Aim
Only the number is wanted: how many lines hold the word "figlio"?

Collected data
## begin

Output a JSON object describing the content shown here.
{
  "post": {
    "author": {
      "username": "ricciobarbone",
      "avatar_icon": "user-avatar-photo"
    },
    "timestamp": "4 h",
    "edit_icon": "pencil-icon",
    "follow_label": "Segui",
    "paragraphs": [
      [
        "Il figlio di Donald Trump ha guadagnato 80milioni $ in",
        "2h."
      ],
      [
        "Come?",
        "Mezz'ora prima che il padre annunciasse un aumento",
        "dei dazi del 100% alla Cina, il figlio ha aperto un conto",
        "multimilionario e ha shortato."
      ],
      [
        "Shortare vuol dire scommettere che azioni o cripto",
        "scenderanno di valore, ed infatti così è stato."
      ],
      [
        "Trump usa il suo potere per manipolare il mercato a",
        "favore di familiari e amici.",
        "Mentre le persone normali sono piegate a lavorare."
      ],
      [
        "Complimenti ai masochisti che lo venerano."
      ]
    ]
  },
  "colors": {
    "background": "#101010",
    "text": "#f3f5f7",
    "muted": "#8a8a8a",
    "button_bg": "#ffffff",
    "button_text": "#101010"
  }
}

## end

Correct response
2